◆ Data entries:
■ ■ ■ ■ ■

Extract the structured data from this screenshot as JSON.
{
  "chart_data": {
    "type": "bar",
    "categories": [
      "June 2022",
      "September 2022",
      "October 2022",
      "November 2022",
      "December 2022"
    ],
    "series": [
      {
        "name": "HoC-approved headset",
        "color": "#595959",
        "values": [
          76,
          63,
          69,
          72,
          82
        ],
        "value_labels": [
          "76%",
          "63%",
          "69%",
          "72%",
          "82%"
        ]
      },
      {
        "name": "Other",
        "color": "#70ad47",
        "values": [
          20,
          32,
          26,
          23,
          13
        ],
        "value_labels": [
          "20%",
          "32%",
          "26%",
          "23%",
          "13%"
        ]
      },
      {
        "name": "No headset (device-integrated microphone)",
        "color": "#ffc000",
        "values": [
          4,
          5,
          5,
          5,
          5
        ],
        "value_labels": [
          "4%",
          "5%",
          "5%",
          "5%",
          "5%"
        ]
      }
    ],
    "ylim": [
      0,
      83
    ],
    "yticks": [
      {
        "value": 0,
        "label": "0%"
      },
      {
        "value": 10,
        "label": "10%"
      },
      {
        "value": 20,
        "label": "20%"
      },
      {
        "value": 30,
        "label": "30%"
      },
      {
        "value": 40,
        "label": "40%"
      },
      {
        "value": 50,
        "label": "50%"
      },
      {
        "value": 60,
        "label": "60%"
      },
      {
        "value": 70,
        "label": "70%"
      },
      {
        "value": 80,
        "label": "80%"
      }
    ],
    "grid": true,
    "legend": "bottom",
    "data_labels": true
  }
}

■ ■ ■ ■ ■

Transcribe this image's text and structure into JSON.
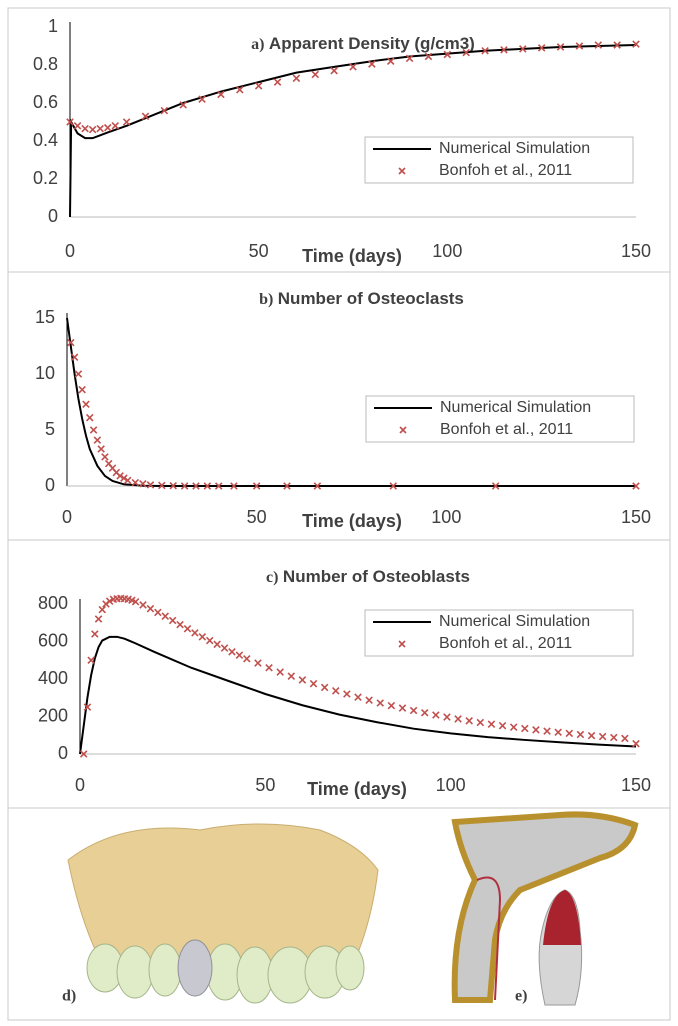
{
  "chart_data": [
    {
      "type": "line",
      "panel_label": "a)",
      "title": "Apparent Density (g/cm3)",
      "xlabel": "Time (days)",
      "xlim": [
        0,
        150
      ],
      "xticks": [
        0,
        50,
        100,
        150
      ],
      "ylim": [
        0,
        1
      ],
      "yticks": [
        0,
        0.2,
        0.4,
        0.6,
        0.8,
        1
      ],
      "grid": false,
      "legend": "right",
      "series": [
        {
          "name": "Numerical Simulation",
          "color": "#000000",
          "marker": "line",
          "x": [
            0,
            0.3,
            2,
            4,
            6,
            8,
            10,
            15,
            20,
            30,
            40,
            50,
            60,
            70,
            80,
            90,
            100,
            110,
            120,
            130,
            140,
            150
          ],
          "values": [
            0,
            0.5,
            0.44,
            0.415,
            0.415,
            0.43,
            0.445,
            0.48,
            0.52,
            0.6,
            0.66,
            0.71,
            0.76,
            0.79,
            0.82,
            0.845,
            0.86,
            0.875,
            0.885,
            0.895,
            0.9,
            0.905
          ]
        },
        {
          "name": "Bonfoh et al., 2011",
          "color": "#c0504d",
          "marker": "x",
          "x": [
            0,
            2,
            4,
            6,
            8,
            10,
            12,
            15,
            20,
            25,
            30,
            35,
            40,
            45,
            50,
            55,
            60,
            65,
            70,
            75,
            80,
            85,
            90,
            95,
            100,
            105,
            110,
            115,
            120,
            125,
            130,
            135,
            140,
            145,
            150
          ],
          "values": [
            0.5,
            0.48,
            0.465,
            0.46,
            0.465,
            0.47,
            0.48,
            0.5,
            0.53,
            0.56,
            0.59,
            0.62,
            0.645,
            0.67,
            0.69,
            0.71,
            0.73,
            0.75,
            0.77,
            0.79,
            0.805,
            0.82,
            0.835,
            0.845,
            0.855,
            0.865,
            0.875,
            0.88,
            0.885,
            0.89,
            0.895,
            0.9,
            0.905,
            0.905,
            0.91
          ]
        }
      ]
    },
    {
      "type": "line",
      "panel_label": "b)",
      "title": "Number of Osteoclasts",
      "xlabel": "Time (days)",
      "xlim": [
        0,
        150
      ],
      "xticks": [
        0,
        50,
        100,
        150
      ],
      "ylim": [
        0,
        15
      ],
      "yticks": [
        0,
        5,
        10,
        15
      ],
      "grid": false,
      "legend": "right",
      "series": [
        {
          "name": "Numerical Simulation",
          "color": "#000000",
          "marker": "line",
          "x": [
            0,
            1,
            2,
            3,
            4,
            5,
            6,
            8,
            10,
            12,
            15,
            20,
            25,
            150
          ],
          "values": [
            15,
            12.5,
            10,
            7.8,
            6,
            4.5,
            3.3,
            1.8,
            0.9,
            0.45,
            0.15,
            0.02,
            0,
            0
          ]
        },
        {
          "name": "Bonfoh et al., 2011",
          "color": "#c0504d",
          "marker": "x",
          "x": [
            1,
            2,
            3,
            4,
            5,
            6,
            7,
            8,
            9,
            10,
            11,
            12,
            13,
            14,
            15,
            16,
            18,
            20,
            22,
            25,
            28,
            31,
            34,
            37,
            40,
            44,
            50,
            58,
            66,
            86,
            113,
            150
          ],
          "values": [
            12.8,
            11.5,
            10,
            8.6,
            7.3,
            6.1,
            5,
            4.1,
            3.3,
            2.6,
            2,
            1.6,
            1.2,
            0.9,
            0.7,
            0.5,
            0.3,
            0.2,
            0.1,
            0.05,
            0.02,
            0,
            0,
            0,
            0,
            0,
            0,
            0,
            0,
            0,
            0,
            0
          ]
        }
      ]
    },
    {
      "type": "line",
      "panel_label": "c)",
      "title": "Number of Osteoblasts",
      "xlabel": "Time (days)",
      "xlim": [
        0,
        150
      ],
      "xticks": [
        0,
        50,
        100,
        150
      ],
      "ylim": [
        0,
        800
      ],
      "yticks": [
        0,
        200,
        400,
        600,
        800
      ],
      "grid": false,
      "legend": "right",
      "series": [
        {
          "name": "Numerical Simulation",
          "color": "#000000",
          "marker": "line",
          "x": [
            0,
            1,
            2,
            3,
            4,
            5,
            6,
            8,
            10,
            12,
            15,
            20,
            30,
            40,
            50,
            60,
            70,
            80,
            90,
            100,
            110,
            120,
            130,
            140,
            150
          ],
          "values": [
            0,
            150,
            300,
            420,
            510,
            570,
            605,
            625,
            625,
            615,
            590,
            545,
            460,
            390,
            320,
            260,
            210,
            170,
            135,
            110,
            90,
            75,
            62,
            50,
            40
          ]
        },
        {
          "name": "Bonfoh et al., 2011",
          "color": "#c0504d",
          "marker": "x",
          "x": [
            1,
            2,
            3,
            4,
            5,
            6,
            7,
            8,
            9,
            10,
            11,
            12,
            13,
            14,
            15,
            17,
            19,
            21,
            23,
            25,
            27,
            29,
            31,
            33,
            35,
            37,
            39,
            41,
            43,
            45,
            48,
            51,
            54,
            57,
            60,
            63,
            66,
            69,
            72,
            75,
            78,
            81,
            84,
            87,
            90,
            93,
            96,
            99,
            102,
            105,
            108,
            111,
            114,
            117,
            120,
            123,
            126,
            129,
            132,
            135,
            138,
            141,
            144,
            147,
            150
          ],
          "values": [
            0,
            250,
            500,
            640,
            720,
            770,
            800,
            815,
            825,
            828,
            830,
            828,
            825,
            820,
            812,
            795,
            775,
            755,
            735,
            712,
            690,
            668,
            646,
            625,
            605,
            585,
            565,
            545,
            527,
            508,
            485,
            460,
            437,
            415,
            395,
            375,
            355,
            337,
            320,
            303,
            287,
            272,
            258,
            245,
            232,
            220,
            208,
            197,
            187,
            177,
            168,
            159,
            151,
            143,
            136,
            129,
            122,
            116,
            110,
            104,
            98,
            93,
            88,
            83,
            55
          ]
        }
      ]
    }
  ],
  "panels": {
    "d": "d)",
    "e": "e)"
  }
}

■ ■ ■ ■ ■

◆ Brief:
Collect each line holding the string "Number".

◆ Result:
      "title": "Number of Osteoclasts",
      "title": "Number of Osteoblasts",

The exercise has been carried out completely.